▸ **SOAL LATIHAN 1**
Tuliskan kembali tanpa perubahan bagian kutipan tentang aksi protes mahasiswa mulai dari "Aku mengamati dari" sampai dengan "yang tiada henti.".
▸ **SOAL LATIHAN 2**
Silakan lanjutkan kutipan tentang aksi protes mahasiswa dari titik akhirnya.

▸ **KUTIPAN PILIHAN**
☆ ☆ ☆ ☆ ☆ ☆ ☆

Aku mengamati dari dari belakang dan sesekali mengambil
gambar. Setiap orang berorasi, mengajukan tuntutannya masing-masing. Kh.
Israhun najah dan Kh. Chamzawi dengan ditemani beberapa pengurus ma’had seakan
dikepung oleh tuntutan yang tiada henti.
“kami disini ingin kuliah pak, bukan mondok”
“disini biaya mahal, tolong fasilitas dipenuhi”
“kenapa mahasiswa asing disini lebih dianak emaskan dari
pada mahasiswa lokal, kami tidak
terima pak, sepakaaat!!!!
“sepakaaaaaaa”t!!!!
Dinamisme dunia kampus dipenuhi oleh berbagai
kepentingan-kepentingan. Jika kita tidak kritis, kita mudah disetir sekehendak
hati. Mahasiswa bukan anak kecil lagi, mereka adalah manusia-manusia yang haus
perubahan, manusia yang berproses untuk menjadi agent of change maupun agent
of control. Manusia yang penuh dengan pemikiran idealis, kritis, dan
solutif.

☆ ☆ ☆ ☆ ☆ ☆ ☆

▸ **DAFTAR DATA**
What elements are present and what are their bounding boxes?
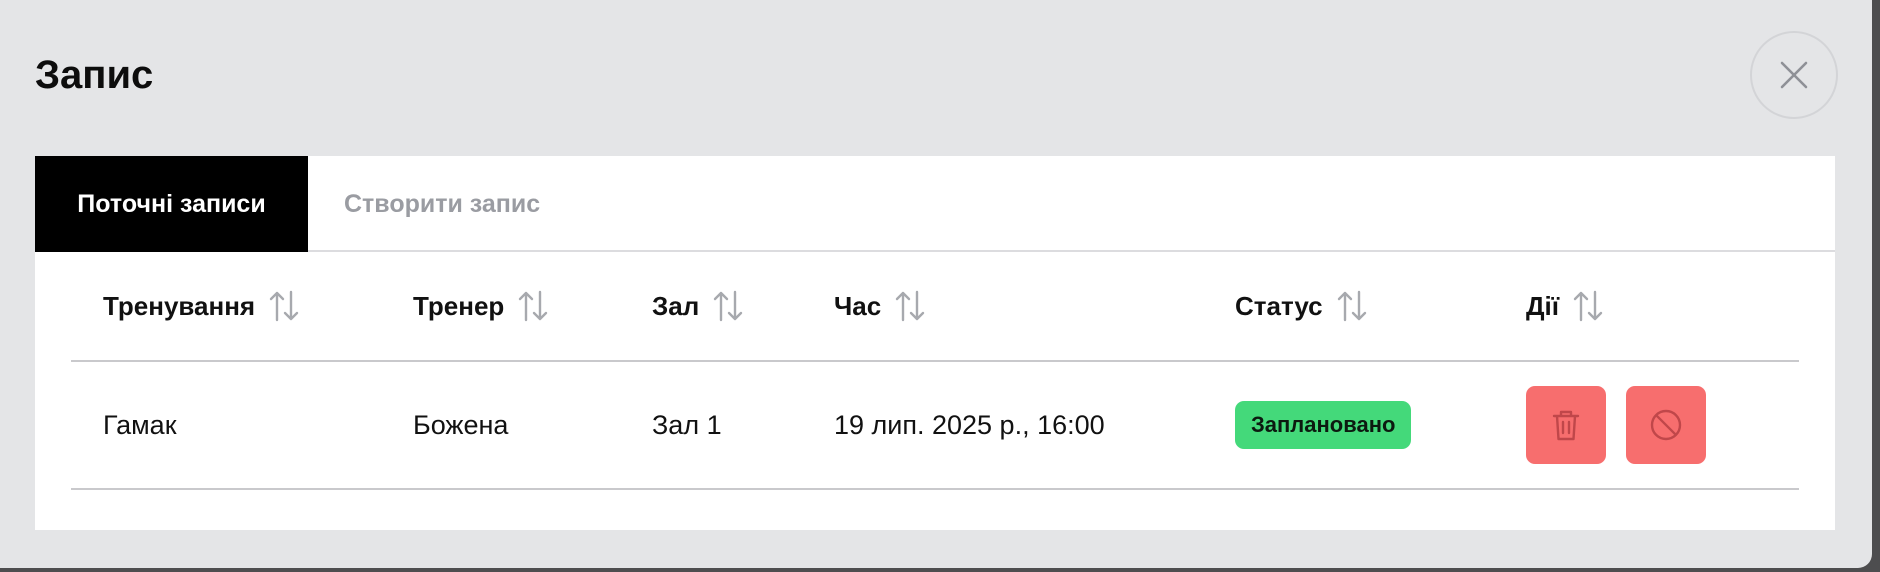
column-header-training[interactable]: Тренування	[103, 252, 299, 360]
bookings-panel: Поточні записи Створити запис Тренування…	[35, 156, 1835, 530]
sort-icon	[1573, 290, 1603, 322]
cell-status: Заплановано	[1235, 362, 1412, 488]
column-header-label: Тренування	[103, 290, 256, 321]
tab-bar: Поточні записи Створити запис	[35, 156, 1835, 252]
sort-icon	[895, 290, 925, 322]
sort-icon	[713, 290, 743, 322]
cell-training: Гамак	[103, 409, 177, 440]
column-header-time[interactable]: Час	[834, 252, 925, 360]
column-header-label: Зал	[652, 290, 700, 321]
table-row: Гамак Божена Зал 1 19 лип. 2025 р., 16:0…	[71, 362, 1799, 490]
modal-title: Запис	[35, 53, 154, 97]
tab-current-bookings[interactable]: Поточні записи	[35, 156, 308, 252]
column-header-actions[interactable]: Дії	[1526, 252, 1603, 360]
booking-modal: Запис Поточні записи Створити запис Трен…	[0, 0, 1872, 568]
sort-icon	[518, 290, 548, 322]
cancel-booking-button[interactable]	[1626, 386, 1706, 464]
column-header-label: Тренер	[413, 290, 505, 321]
column-header-status[interactable]: Статус	[1235, 252, 1367, 360]
status-badge: Заплановано	[1235, 401, 1412, 449]
trash-icon	[1552, 410, 1580, 441]
column-header-hall[interactable]: Зал	[652, 252, 743, 360]
cell-time: 19 лип. 2025 р., 16:00	[834, 409, 1105, 440]
close-button[interactable]	[1750, 31, 1838, 119]
cell-trainer: Божена	[413, 409, 509, 440]
column-header-label: Дії	[1526, 290, 1560, 321]
close-icon	[1780, 61, 1808, 89]
column-header-label: Час	[834, 290, 882, 321]
column-header-trainer[interactable]: Тренер	[413, 252, 548, 360]
tab-create-booking[interactable]: Створити запис	[308, 156, 608, 252]
cell-hall: Зал 1	[652, 409, 722, 440]
sort-icon	[1337, 290, 1367, 322]
delete-button[interactable]	[1526, 386, 1606, 464]
sort-icon	[269, 290, 299, 322]
cancel-icon	[1650, 409, 1682, 441]
column-header-label: Статус	[1235, 290, 1323, 321]
table-header: Тренування Тренер Зал Час Статус Дії	[71, 252, 1799, 362]
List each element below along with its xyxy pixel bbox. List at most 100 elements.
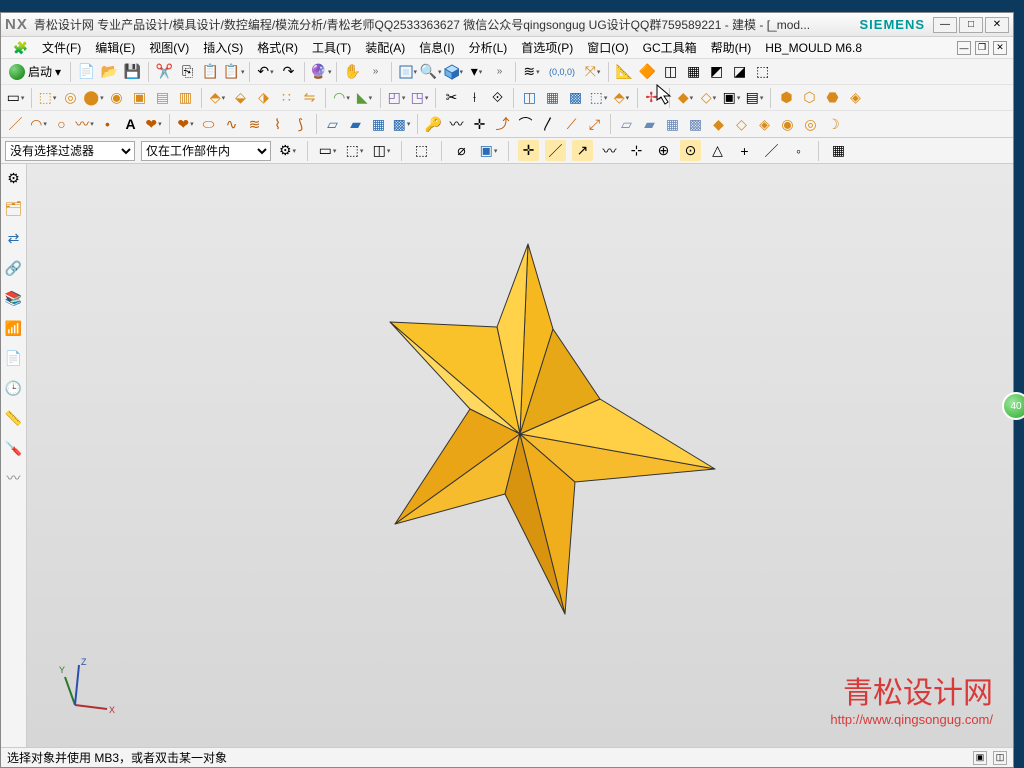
redo-button[interactable]: ↷: [278, 61, 299, 82]
sel-tool-g[interactable]: ▣: [478, 140, 499, 161]
sketch-button[interactable]: ▭: [5, 87, 26, 108]
curve-f-button[interactable]: ⟆: [290, 114, 311, 135]
subtract-button[interactable]: ⬙: [230, 87, 251, 108]
clock-icon[interactable]: 🕒: [4, 378, 24, 398]
snap-grid[interactable]: ▦: [828, 140, 849, 161]
sel-tool-b[interactable]: ▭: [317, 140, 338, 161]
ff-c-button[interactable]: ▦: [662, 114, 683, 135]
edit-g-button[interactable]: ⟋: [561, 114, 582, 135]
snap-d[interactable]: 〰: [599, 140, 620, 161]
scope-select[interactable]: 仅在工作部件内: [141, 141, 271, 161]
clip-button[interactable]: ▦: [683, 61, 704, 82]
menu-file[interactable]: 文件(F): [36, 37, 87, 58]
text-button[interactable]: A: [120, 114, 141, 135]
mdi-close-button[interactable]: ✕: [993, 41, 1007, 55]
assoc-d-button[interactable]: ▤: [744, 87, 765, 108]
start-button[interactable]: 启动 ▾: [5, 61, 65, 83]
misc-a-button[interactable]: ◩: [706, 61, 727, 82]
snap-a[interactable]: ✛: [518, 140, 539, 161]
pad-button[interactable]: ▤: [152, 87, 173, 108]
copy-button[interactable]: ⎘: [177, 61, 198, 82]
sel-tool-e[interactable]: ⬚: [411, 140, 432, 161]
menu-hbmould[interactable]: HB_MOULD M6.8: [759, 39, 868, 57]
edit-f-button[interactable]: 〳: [538, 114, 559, 135]
snap-k[interactable]: ◦: [788, 140, 809, 161]
history-icon[interactable]: 📄: [4, 348, 24, 368]
close-button[interactable]: ✕: [985, 17, 1009, 33]
snap-c[interactable]: ↗: [572, 140, 593, 161]
mdi-minimize-button[interactable]: —: [957, 41, 971, 55]
menu-edit[interactable]: 编辑(E): [89, 37, 141, 58]
open-button[interactable]: 📂: [99, 61, 120, 82]
snap-h[interactable]: △: [707, 140, 728, 161]
point-button[interactable]: •: [97, 114, 118, 135]
surf-d-button[interactable]: ▩: [391, 114, 412, 135]
graphics-viewport[interactable]: X Y Z 青松设计网 http://www.qingsongug.com/: [27, 164, 1013, 747]
sheet-e-button[interactable]: ⬘: [611, 87, 632, 108]
surf-c-button[interactable]: ▦: [368, 114, 389, 135]
pattern-button[interactable]: ∷: [276, 87, 297, 108]
menu-format[interactable]: 格式(R): [251, 37, 304, 58]
intersect-button[interactable]: ⬗: [253, 87, 274, 108]
shade-button[interactable]: [443, 61, 464, 82]
chamfer-button[interactable]: ◣: [354, 87, 375, 108]
sel-tool-f[interactable]: ⌀: [451, 140, 472, 161]
edit-b-button[interactable]: 〰: [446, 114, 467, 135]
assoc-b-button[interactable]: ◇: [698, 87, 719, 108]
mirror-button[interactable]: ⇋: [299, 87, 320, 108]
menu-analysis[interactable]: 分析(L): [463, 37, 514, 58]
resource-settings-icon[interactable]: ⚙: [4, 168, 24, 188]
wcs-button[interactable]: (0,0,0): [544, 61, 580, 82]
toolbar-overflow-2[interactable]: »: [489, 61, 510, 82]
mdi-restore-button[interactable]: ❐: [975, 41, 989, 55]
menu-view[interactable]: 视图(V): [143, 37, 195, 58]
misc-c-button[interactable]: ⬚: [752, 61, 773, 82]
roles-icon[interactable]: 📏: [4, 408, 24, 428]
part-navigator-icon[interactable]: 🗂: [4, 198, 24, 218]
sheet-c-button[interactable]: ▩: [565, 87, 586, 108]
sheet-a-button[interactable]: ◫: [519, 87, 540, 108]
arc-button[interactable]: ◠: [28, 114, 49, 135]
menu-info[interactable]: 信息(I): [413, 37, 460, 58]
reuse-library-icon[interactable]: 📚: [4, 288, 24, 308]
ff-d-button[interactable]: ▩: [685, 114, 706, 135]
status-icon-b[interactable]: ◫: [993, 751, 1007, 765]
maximize-button[interactable]: □: [959, 17, 983, 33]
assoc-a-button[interactable]: ◆: [675, 87, 696, 108]
split-button[interactable]: ⟊: [464, 87, 485, 108]
slot-button[interactable]: ▥: [175, 87, 196, 108]
edit-c-button[interactable]: ✛: [469, 114, 490, 135]
curve-d-button[interactable]: ∿: [221, 114, 242, 135]
assembly-navigator-icon[interactable]: ⇄: [4, 228, 24, 248]
save-button[interactable]: 💾: [122, 61, 143, 82]
undo-button[interactable]: ↶: [255, 61, 276, 82]
menu-tools[interactable]: 工具(T): [306, 37, 357, 58]
snap-g[interactable]: ⊙: [680, 140, 701, 161]
mold-b-button[interactable]: ⬡: [799, 87, 820, 108]
line-button[interactable]: ／: [5, 114, 26, 135]
revolve-button[interactable]: ◎: [60, 87, 81, 108]
snap-b[interactable]: ／: [545, 140, 566, 161]
paste-special-button[interactable]: 📋: [223, 61, 244, 82]
snap-f[interactable]: ⊕: [653, 140, 674, 161]
sheet-b-button[interactable]: ▦: [542, 87, 563, 108]
analyze-button[interactable]: 🔶: [637, 61, 658, 82]
hole-button[interactable]: ⬤: [83, 87, 104, 108]
assoc-c-button[interactable]: ▣: [721, 87, 742, 108]
filter-select[interactable]: 没有选择过滤器: [5, 141, 135, 161]
mold-a-button[interactable]: ⬢: [776, 87, 797, 108]
toolbar-overflow-1[interactable]: »: [365, 61, 386, 82]
measure-button[interactable]: 📐: [614, 61, 635, 82]
nx-menu-icon[interactable]: 🧩: [7, 39, 34, 57]
unite-button[interactable]: ⬘: [207, 87, 228, 108]
constraint-navigator-icon[interactable]: 🔗: [4, 258, 24, 278]
wcs-orient-button[interactable]: ⤧: [582, 61, 603, 82]
snap-i[interactable]: +: [734, 140, 755, 161]
cut-button[interactable]: ✂️: [154, 61, 175, 82]
edit-a-button[interactable]: 🔑: [423, 114, 444, 135]
star-model[interactable]: [260, 234, 780, 654]
ff-a-button[interactable]: ▱: [616, 114, 637, 135]
shell-button[interactable]: ◰: [386, 87, 407, 108]
ff-j-button[interactable]: ☽: [823, 114, 844, 135]
menu-window[interactable]: 窗口(O): [581, 37, 634, 58]
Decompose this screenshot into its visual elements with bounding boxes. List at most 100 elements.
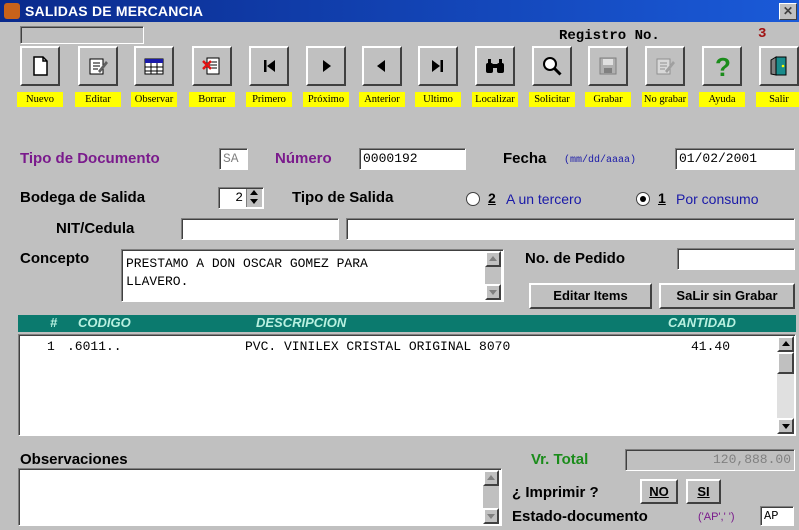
scroll-down-button[interactable] bbox=[485, 284, 501, 300]
svg-text:?: ? bbox=[715, 54, 731, 78]
col-cantidad-header: CANTIDAD bbox=[668, 315, 736, 330]
observaciones-textarea[interactable] bbox=[18, 468, 502, 526]
row-descripcion: PVC. VINILEX CRISTAL ORIGINAL 8070 bbox=[245, 339, 511, 354]
toolbar-label[interactable]: Ayuda bbox=[699, 92, 745, 107]
toolbar-label[interactable]: Ultimo bbox=[415, 92, 461, 107]
concepto-textarea[interactable]: PRESTAMO A DON OSCAR GOMEZ PARA LLAVERO. bbox=[121, 249, 504, 302]
toolbar-button-localizar[interactable] bbox=[475, 46, 515, 86]
imprimir-no-button[interactable]: NO bbox=[640, 479, 678, 504]
scroll-up-button[interactable] bbox=[485, 251, 501, 267]
col-number-header: # bbox=[50, 315, 58, 330]
status-box bbox=[20, 26, 144, 44]
fecha-format-hint: (mm/dd/aaaa) bbox=[564, 155, 637, 166]
toolbar-button-grabar[interactable] bbox=[588, 46, 628, 86]
imprimir-no-label: NO bbox=[649, 484, 669, 499]
concepto-label: Concepto bbox=[20, 250, 90, 267]
numero-field[interactable]: 0000192 bbox=[359, 148, 466, 170]
bodega-label: Bodega de Salida bbox=[20, 189, 146, 206]
radio-tercero[interactable]: 2 A un tercero bbox=[466, 190, 616, 208]
bodega-value: 2 bbox=[235, 190, 243, 205]
fecha-field[interactable]: 01/02/2001 bbox=[675, 148, 795, 170]
toolbar-button-pr-ximo[interactable] bbox=[306, 46, 346, 86]
toolbar-button-nuevo[interactable] bbox=[20, 46, 60, 86]
toolbar-button-solicitar[interactable] bbox=[532, 46, 572, 86]
radio-tercero-num: 2 bbox=[488, 190, 496, 206]
concepto-line-1: PRESTAMO A DON OSCAR GOMEZ PARA bbox=[126, 256, 368, 271]
radio-consumo-num: 1 bbox=[658, 190, 666, 206]
radio-consumo[interactable]: 1 Por consumo bbox=[636, 190, 796, 208]
toolbar-button-no-grabar[interactable] bbox=[645, 46, 685, 86]
radio-consumo-circle[interactable] bbox=[636, 192, 650, 206]
window-title: SALIDAS DE MERCANCIA bbox=[25, 3, 204, 19]
estado-field[interactable]: AP bbox=[760, 506, 794, 526]
registro-label: Registro No. bbox=[559, 28, 660, 44]
imprimir-si-button[interactable]: SI bbox=[686, 479, 721, 504]
vr-total-field: 120,888.00 bbox=[625, 449, 795, 471]
fecha-label: Fecha bbox=[503, 150, 547, 167]
concepto-line-2: LLAVERO. bbox=[126, 274, 189, 289]
nit-name-field[interactable] bbox=[346, 218, 795, 240]
nit-label: NIT/Cedula bbox=[56, 220, 135, 237]
observaciones-scrollbar[interactable] bbox=[483, 470, 499, 524]
toolbar-label[interactable]: Observar bbox=[131, 92, 177, 107]
toolbar-label[interactable]: Borrar bbox=[189, 92, 235, 107]
radio-consumo-text: Por consumo bbox=[676, 191, 759, 207]
toolbar-label[interactable]: Salir bbox=[756, 92, 799, 107]
registro-value: 3 bbox=[758, 26, 767, 42]
tipo-documento-field[interactable]: SA bbox=[219, 148, 248, 170]
toolbar-label[interactable]: Nuevo bbox=[17, 92, 63, 107]
estado-label: Estado-documento bbox=[512, 508, 648, 525]
observaciones-label: Observaciones bbox=[20, 451, 128, 468]
toolbar-label[interactable]: Solicitar bbox=[529, 92, 575, 107]
editar-items-button[interactable]: Editar Items bbox=[529, 283, 652, 309]
col-codigo-header: CODIGO bbox=[78, 315, 131, 330]
salir-sin-grabar-button[interactable]: SaLir sin Grabar bbox=[659, 283, 795, 309]
row-codigo: .6011.. bbox=[67, 339, 122, 354]
toolbar-label[interactable]: Editar bbox=[75, 92, 121, 107]
toolbar-label[interactable]: Grabar bbox=[585, 92, 631, 107]
concepto-scrollbar[interactable] bbox=[485, 251, 501, 300]
title-bar: SALIDAS DE MERCANCIA ✕ bbox=[0, 0, 799, 22]
grid-scroll-thumb[interactable] bbox=[777, 352, 794, 374]
toolbar-button-salir[interactable] bbox=[759, 46, 799, 86]
toolbar-label[interactable]: Anterior bbox=[359, 92, 405, 107]
toolbar-label[interactable]: Próximo bbox=[303, 92, 349, 107]
toolbar-label[interactable]: No grabar bbox=[642, 92, 688, 107]
app-fox-icon bbox=[4, 3, 20, 19]
imprimir-label: ¿ Imprimir ? bbox=[512, 484, 599, 501]
vr-total-label: Vr. Total bbox=[531, 451, 589, 468]
pedido-label: No. de Pedido bbox=[525, 250, 626, 267]
radio-tercero-text: A un tercero bbox=[506, 191, 582, 207]
close-button[interactable]: ✕ bbox=[779, 3, 797, 20]
toolbar-button-editar[interactable] bbox=[78, 46, 118, 86]
radio-tercero-circle[interactable] bbox=[466, 192, 480, 206]
bodega-spinner[interactable]: 2 bbox=[218, 187, 264, 209]
nit-field[interactable] bbox=[181, 218, 339, 240]
pedido-field[interactable] bbox=[677, 248, 795, 270]
toolbar-button-borrar[interactable] bbox=[192, 46, 232, 86]
obs-scroll-up-button[interactable] bbox=[483, 470, 499, 486]
grid-scroll-down-button[interactable] bbox=[777, 418, 794, 434]
toolbar-button-ultimo[interactable] bbox=[418, 46, 458, 86]
imprimir-si-label: SI bbox=[697, 484, 710, 499]
table-row[interactable]: 1 .6011.. PVC. VINILEX CRISTAL ORIGINAL … bbox=[19, 339, 777, 357]
numero-label: Número bbox=[275, 150, 332, 167]
estado-hint: ('AP',' ') bbox=[698, 511, 735, 523]
row-cantidad: 41.40 bbox=[691, 339, 731, 354]
grid-scrollbar[interactable] bbox=[777, 336, 794, 434]
items-grid[interactable]: 1 .6011.. PVC. VINILEX CRISTAL ORIGINAL … bbox=[18, 334, 796, 436]
toolbar-button-ayuda[interactable]: ? bbox=[702, 46, 742, 86]
tipo-documento-label: Tipo de Documento bbox=[20, 150, 160, 167]
obs-scroll-down-button[interactable] bbox=[483, 508, 499, 524]
toolbar-label[interactable]: Localizar bbox=[472, 92, 518, 107]
tipo-salida-label: Tipo de Salida bbox=[292, 189, 394, 206]
toolbar-button-primero[interactable] bbox=[249, 46, 289, 86]
row-number: 1 bbox=[47, 339, 55, 354]
grid-header: # CODIGO DESCRIPCION CANTIDAD bbox=[18, 315, 796, 332]
toolbar-button-observar[interactable] bbox=[134, 46, 174, 86]
toolbar-label[interactable]: Primero bbox=[246, 92, 292, 107]
toolbar-button-anterior[interactable] bbox=[362, 46, 402, 86]
col-descripcion-header: DESCRIPCION bbox=[256, 315, 347, 330]
grid-scroll-up-button[interactable] bbox=[777, 336, 794, 352]
spinner-arrows-icon[interactable] bbox=[246, 189, 262, 207]
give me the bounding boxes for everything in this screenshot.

☆ ☆ ☆ ☆ ☆ ☆ ☆

▸ **JAWABAN 1**
Aku mengamati dari dari belakang dan sesekali mengambil
gambar. Setiap orang berorasi, mengajukan tuntutannya masing-masing. Kh.
Israhun najah dan Kh. Chamzawi dengan ditemani beberapa pengurus ma’had seakan
dikepung oleh tuntutan yang tiada henti.

▸ **JAWABAN 2**
Diam-diam aku merasa khawatir.
Dan kekahawatiran itu benar-benar terjadi ketika Jam 22.00
Wib 26 desember 2011 ratusan mahasantri Al-farabi menggrebek setiap kamar
mahasiswa asing. Praktis, mereka diam dan tak bisa berbuat apa-apa. Kami siap
perang fisik jika itu memungkinkan. Alat-alat elektronik tegangan tinggi
berhasil kami rampas. Kulkas, Kipas angin listrik, dan lain-lain.
Ketika kawanku bertanya tentang bagaimana kelanjutan aksi
ini, kujawab” mereka (mahasiswa Rusia) akan “sujud” dihadapan kita. Lihat saja
nanti.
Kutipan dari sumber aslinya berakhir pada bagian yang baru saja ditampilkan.